§ Written instruction: Which lines hold the word "meta"? Show each of them.

§ Entries:
-=-=-=-=-
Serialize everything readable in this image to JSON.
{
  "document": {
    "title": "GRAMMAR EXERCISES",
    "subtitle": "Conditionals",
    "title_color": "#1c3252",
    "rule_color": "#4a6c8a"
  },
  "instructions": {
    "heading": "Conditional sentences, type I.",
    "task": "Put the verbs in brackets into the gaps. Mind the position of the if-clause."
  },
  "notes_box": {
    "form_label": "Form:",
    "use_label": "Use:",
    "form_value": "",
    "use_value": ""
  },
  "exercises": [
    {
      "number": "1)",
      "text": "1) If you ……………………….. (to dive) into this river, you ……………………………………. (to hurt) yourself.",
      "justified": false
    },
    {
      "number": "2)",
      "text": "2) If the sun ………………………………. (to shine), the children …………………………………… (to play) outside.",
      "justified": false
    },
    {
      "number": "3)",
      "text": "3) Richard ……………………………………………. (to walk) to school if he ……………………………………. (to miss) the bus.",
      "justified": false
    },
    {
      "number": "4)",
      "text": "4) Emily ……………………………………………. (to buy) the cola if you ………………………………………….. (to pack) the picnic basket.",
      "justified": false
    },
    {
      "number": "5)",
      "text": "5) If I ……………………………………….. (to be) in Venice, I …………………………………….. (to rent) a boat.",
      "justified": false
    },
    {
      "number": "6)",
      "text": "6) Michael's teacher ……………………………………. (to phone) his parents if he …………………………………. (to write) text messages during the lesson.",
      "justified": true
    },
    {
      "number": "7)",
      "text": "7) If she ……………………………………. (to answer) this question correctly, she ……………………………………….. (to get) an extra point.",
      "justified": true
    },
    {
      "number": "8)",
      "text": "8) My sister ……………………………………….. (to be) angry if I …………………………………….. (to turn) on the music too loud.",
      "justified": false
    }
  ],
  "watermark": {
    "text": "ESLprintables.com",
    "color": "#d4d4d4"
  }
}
-=-=-=-=-
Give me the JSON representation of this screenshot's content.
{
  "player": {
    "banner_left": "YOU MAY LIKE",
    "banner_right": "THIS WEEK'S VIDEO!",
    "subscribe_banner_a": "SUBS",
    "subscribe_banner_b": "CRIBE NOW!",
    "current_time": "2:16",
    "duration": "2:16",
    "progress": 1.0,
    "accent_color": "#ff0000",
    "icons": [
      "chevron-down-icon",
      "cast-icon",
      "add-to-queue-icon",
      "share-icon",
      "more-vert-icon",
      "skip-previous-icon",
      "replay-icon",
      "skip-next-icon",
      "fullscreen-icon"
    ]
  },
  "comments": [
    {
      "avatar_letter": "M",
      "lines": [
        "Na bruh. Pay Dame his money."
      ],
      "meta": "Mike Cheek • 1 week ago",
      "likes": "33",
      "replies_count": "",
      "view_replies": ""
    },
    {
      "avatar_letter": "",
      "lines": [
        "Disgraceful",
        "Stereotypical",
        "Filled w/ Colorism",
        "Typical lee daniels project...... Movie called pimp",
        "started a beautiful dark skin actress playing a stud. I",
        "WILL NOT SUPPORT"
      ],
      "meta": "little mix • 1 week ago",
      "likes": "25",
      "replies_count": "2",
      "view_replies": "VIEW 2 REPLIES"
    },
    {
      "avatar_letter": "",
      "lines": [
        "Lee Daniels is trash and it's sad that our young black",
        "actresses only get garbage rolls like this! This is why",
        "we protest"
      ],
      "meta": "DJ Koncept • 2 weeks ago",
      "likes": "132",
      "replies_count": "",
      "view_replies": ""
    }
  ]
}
-=-=-=-=-
§ Finished exercise:
      "meta": "Mike Cheek • 1 week ago",
      "meta": "little mix • 1 week ago",
      "meta": "DJ Koncept • 2 weeks ago",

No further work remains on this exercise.